§ **WHAT YOU SHOULD DO**:
Search the data below for the word "ylabel" and copy each line that holds it.
**** DATA FOR THIS TASK ****
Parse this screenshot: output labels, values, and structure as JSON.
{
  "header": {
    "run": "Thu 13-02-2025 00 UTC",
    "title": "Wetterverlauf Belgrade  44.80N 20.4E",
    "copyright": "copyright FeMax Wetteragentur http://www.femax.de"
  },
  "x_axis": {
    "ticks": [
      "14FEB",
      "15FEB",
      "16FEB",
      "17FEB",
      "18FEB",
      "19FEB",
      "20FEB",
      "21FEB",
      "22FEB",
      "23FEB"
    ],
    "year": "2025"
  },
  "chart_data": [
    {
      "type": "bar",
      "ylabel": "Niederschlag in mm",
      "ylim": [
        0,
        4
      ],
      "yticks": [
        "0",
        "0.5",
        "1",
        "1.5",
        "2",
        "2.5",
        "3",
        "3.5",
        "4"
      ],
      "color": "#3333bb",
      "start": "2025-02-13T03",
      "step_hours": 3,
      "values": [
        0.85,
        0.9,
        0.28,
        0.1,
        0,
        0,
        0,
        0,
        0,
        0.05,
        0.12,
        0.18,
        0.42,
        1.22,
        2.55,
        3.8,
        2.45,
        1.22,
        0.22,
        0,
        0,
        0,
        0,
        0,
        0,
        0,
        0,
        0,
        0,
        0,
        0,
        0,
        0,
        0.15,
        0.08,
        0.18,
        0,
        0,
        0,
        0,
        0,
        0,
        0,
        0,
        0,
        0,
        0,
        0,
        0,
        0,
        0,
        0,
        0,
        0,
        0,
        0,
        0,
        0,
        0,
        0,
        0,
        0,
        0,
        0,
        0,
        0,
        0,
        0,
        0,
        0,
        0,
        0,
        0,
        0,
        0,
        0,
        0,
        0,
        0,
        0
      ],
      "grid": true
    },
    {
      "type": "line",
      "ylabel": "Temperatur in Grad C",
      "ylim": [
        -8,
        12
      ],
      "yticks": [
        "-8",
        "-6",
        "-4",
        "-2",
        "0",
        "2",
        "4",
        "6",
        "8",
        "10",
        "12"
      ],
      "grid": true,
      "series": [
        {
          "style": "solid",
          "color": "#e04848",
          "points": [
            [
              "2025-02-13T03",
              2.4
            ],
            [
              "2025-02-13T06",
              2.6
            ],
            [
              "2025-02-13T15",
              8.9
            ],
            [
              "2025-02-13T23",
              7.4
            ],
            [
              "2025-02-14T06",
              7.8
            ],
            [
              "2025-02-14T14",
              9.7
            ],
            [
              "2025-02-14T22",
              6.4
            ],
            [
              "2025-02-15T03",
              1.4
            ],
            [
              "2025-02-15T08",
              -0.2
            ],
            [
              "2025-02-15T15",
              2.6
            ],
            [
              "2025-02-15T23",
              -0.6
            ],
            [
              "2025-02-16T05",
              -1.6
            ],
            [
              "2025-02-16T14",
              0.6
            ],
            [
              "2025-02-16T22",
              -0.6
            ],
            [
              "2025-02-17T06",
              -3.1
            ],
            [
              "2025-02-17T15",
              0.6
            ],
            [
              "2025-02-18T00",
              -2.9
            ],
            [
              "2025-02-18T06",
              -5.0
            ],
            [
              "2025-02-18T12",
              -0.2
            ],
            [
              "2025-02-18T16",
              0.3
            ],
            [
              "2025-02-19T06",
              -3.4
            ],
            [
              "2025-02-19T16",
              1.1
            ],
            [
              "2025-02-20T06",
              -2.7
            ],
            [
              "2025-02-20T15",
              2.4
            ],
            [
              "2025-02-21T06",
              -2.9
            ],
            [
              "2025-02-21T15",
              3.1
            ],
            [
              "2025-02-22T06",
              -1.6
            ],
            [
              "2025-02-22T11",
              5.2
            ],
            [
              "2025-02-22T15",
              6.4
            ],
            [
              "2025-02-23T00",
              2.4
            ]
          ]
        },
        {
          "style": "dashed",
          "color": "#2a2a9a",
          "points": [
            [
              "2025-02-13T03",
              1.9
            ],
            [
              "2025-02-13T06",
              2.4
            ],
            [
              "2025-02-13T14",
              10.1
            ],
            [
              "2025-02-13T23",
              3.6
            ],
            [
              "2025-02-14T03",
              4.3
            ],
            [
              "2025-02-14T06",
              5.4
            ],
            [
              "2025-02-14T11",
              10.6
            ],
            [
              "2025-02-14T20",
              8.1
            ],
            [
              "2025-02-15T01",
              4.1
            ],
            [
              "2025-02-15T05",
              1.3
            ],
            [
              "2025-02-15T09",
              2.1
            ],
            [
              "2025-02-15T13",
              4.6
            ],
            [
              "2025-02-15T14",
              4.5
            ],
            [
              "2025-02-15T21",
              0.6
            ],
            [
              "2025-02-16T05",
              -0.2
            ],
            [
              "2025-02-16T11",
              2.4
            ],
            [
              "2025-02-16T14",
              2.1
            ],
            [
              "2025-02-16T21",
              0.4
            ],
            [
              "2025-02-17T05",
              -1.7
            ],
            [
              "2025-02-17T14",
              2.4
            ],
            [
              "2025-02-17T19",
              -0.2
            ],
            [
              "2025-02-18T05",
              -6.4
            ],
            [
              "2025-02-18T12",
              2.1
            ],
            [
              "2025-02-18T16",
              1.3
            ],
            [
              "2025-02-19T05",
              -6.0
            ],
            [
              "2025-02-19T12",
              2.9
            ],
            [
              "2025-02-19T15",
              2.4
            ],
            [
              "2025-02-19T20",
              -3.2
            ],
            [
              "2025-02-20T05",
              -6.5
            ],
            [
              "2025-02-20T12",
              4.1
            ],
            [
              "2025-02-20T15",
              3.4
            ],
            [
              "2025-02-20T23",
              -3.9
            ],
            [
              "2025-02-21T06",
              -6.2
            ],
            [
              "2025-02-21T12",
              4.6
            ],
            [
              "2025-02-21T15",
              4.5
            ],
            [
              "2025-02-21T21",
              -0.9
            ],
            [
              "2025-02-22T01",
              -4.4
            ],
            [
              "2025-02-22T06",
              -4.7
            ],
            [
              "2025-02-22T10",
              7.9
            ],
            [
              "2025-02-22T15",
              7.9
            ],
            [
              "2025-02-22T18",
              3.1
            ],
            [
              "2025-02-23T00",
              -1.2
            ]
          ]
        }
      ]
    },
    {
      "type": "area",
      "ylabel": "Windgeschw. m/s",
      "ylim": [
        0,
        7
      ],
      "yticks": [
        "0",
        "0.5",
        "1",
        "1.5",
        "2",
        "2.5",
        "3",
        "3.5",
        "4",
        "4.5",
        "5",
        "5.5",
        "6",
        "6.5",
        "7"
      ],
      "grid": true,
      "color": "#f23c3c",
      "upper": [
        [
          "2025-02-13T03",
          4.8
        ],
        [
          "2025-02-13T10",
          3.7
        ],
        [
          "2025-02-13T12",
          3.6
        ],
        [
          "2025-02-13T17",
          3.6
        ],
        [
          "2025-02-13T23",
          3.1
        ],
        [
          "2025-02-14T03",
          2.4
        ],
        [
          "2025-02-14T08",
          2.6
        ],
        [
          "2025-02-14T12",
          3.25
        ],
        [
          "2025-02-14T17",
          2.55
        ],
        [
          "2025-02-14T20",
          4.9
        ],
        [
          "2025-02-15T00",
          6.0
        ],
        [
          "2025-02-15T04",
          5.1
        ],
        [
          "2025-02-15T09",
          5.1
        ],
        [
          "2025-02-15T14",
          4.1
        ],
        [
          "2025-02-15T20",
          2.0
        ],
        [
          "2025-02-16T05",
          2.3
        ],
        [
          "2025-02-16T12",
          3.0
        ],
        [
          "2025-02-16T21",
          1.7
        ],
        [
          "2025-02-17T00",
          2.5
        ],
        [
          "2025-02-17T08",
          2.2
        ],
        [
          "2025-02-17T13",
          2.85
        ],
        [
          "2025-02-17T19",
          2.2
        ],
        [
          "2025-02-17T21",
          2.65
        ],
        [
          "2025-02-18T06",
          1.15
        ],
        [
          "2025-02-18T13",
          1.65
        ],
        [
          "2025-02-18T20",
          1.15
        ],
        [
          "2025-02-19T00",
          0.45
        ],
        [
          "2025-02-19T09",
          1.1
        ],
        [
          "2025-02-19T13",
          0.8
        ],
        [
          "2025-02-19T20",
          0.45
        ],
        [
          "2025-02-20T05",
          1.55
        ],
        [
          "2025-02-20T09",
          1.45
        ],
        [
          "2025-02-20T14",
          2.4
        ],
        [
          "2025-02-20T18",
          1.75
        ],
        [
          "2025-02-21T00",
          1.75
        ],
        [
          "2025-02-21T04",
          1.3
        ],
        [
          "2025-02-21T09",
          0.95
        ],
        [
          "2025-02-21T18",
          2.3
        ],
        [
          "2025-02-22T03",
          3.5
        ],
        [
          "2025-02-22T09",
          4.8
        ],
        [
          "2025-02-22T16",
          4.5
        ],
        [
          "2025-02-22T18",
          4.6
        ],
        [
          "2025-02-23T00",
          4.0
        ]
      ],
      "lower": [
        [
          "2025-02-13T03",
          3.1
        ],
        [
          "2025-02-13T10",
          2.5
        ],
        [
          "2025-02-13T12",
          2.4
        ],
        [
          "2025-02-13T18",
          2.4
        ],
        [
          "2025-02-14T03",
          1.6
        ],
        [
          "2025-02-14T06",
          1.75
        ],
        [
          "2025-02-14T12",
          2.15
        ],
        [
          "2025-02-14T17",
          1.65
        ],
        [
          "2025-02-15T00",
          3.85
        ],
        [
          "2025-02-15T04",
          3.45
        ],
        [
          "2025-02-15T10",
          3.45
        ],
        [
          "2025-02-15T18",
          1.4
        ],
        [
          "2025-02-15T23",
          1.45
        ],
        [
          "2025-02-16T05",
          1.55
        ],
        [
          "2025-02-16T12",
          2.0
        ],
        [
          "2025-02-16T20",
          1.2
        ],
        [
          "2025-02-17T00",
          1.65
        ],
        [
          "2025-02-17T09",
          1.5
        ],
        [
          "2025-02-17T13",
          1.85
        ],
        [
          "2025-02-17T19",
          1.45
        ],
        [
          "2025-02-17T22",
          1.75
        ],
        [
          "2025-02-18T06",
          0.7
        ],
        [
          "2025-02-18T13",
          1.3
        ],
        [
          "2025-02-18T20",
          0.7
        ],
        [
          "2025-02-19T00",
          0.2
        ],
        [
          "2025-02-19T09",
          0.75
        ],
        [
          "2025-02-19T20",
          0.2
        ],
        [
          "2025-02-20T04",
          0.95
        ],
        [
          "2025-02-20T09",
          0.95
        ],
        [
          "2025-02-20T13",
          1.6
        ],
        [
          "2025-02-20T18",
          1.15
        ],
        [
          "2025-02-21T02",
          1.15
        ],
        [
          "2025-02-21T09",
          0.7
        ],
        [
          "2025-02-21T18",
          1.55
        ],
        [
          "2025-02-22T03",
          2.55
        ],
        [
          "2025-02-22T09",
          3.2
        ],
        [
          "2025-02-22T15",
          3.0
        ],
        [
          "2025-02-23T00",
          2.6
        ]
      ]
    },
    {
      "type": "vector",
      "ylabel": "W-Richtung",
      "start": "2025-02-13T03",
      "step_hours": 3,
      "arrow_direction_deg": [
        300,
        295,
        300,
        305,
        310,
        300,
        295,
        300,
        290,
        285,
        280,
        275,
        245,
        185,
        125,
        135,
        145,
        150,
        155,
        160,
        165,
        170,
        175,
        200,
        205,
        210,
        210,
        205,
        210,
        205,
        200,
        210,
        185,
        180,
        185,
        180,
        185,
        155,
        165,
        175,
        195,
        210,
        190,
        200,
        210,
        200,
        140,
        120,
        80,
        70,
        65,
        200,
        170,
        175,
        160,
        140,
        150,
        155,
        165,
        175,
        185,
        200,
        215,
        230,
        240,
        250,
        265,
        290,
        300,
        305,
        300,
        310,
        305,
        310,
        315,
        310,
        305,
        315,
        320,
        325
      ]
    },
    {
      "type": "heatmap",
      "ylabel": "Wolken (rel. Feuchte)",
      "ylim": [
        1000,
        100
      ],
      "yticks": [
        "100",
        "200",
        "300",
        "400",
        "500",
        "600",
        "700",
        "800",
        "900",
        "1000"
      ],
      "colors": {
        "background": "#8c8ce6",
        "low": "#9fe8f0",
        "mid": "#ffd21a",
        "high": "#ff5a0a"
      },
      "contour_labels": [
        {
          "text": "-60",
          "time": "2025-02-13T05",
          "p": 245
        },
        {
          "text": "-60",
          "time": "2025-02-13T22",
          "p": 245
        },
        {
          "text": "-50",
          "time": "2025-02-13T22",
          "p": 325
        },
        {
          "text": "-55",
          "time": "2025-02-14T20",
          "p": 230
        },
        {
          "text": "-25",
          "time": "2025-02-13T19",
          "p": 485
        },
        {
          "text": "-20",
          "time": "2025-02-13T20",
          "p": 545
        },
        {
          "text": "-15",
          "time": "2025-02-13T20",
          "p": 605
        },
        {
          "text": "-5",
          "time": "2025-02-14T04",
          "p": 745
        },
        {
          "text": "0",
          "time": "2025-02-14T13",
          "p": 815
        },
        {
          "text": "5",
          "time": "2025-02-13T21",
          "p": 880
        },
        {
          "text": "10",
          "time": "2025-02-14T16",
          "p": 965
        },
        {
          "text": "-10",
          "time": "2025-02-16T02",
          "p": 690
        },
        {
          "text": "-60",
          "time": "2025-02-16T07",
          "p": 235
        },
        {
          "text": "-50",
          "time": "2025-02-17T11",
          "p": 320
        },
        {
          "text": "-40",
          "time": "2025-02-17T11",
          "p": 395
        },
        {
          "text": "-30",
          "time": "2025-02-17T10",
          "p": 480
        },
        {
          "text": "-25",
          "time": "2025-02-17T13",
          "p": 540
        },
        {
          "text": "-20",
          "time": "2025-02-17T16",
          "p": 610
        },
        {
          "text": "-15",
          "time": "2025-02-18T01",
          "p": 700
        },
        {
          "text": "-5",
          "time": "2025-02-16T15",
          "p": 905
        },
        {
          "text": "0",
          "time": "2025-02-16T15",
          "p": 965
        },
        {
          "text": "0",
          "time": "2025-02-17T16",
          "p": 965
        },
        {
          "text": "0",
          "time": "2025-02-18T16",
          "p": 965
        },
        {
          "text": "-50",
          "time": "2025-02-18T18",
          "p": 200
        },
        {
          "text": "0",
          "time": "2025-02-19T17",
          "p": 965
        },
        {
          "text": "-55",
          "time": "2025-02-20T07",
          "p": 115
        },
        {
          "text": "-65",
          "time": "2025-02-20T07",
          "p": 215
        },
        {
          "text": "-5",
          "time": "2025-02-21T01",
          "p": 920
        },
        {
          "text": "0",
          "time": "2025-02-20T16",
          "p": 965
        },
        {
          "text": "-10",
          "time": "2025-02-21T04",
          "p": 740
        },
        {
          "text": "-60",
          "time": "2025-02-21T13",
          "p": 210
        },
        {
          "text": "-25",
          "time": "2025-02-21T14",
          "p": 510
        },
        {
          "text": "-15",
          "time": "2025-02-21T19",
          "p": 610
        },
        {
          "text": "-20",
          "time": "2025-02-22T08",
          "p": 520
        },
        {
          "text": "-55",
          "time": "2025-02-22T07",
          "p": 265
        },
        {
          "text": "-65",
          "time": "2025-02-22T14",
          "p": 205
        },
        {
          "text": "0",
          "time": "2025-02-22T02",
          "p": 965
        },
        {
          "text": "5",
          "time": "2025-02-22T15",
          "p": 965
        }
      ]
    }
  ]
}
****
§ **TASK RESPONSE**:
      "ylabel": "Niederschlag in mm",
      "ylabel": "Temperatur in Grad C",
      "ylabel": "Windgeschw. m/s",
      "ylabel": "W-Richtung",
      "ylabel": "Wolken (rel. Feuchte)",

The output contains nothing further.